* _Set problem_
Type out all the records word for word. Any pictures are to be left out.

[Data entries for graphics]
★ ★ ★ ★

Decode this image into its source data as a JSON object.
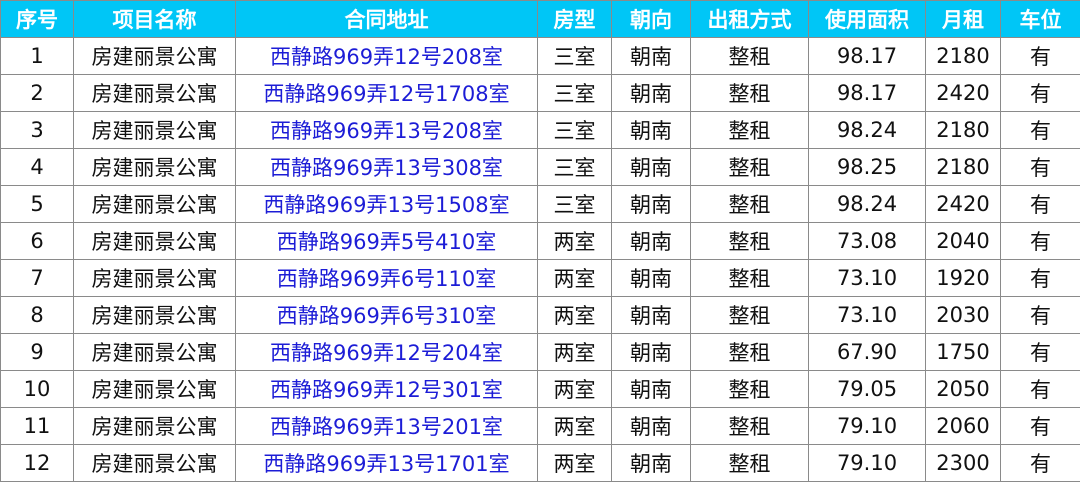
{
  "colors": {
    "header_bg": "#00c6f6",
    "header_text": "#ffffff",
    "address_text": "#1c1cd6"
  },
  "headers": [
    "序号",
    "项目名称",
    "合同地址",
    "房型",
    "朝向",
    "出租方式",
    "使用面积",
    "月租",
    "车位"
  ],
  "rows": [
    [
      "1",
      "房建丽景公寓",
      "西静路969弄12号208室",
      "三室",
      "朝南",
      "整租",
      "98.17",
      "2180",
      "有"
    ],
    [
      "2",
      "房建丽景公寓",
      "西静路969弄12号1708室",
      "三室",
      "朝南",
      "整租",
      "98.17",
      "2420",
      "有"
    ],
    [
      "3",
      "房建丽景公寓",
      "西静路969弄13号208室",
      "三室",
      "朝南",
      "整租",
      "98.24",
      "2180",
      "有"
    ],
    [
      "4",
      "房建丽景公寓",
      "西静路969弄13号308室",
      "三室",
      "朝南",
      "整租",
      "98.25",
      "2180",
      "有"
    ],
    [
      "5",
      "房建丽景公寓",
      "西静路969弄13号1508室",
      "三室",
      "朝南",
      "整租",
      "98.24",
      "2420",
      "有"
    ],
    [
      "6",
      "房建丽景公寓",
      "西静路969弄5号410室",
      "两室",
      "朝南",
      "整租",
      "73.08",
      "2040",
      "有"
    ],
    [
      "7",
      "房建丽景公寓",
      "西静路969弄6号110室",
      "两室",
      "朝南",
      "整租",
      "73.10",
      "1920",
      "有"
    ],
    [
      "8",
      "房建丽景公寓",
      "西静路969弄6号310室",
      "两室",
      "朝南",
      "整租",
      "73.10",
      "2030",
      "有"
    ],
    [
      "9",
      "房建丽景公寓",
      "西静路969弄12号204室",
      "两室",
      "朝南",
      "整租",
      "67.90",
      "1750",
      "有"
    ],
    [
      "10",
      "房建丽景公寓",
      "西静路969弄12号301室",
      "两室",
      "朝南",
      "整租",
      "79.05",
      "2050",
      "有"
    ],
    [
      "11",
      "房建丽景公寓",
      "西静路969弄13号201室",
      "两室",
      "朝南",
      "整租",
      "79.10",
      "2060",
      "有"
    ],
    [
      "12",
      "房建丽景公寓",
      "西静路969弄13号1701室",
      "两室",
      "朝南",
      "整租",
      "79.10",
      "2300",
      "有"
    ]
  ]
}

★ ★ ★ ★

* _Exercise output_
Decode this image into its source data as a JSON object.
{
  "colors": {
    "header_bg": "#00c6f6",
    "header_text": "#ffffff",
    "address_text": "#1c1cd6"
  },
  "headers": [
    "序号",
    "项目名称",
    "合同地址",
    "房型",
    "朝向",
    "出租方式",
    "使用面积",
    "月租",
    "车位"
  ],
  "rows": [
    [
      "1",
      "房建丽景公寓",
      "西静路969弄12号208室",
      "三室",
      "朝南",
      "整租",
      "98.17",
      "2180",
      "有"
    ],
    [
      "2",
      "房建丽景公寓",
      "西静路969弄12号1708室",
      "三室",
      "朝南",
      "整租",
      "98.17",
      "2420",
      "有"
    ],
    [
      "3",
      "房建丽景公寓",
      "西静路969弄13号208室",
      "三室",
      "朝南",
      "整租",
      "98.24",
      "2180",
      "有"
    ],
    [
      "4",
      "房建丽景公寓",
      "西静路969弄13号308室",
      "三室",
      "朝南",
      "整租",
      "98.25",
      "2180",
      "有"
    ],
    [
      "5",
      "房建丽景公寓",
      "西静路969弄13号1508室",
      "三室",
      "朝南",
      "整租",
      "98.24",
      "2420",
      "有"
    ],
    [
      "6",
      "房建丽景公寓",
      "西静路969弄5号410室",
      "两室",
      "朝南",
      "整租",
      "73.08",
      "2040",
      "有"
    ],
    [
      "7",
      "房建丽景公寓",
      "西静路969弄6号110室",
      "两室",
      "朝南",
      "整租",
      "73.10",
      "1920",
      "有"
    ],
    [
      "8",
      "房建丽景公寓",
      "西静路969弄6号310室",
      "两室",
      "朝南",
      "整租",
      "73.10",
      "2030",
      "有"
    ],
    [
      "9",
      "房建丽景公寓",
      "西静路969弄12号204室",
      "两室",
      "朝南",
      "整租",
      "67.90",
      "1750",
      "有"
    ],
    [
      "10",
      "房建丽景公寓",
      "西静路969弄12号301室",
      "两室",
      "朝南",
      "整租",
      "79.05",
      "2050",
      "有"
    ],
    [
      "11",
      "房建丽景公寓",
      "西静路969弄13号201室",
      "两室",
      "朝南",
      "整租",
      "79.10",
      "2060",
      "有"
    ],
    [
      "12",
      "房建丽景公寓",
      "西静路969弄13号1701室",
      "两室",
      "朝南",
      "整租",
      "79.10",
      "2300",
      "有"
    ]
  ]
}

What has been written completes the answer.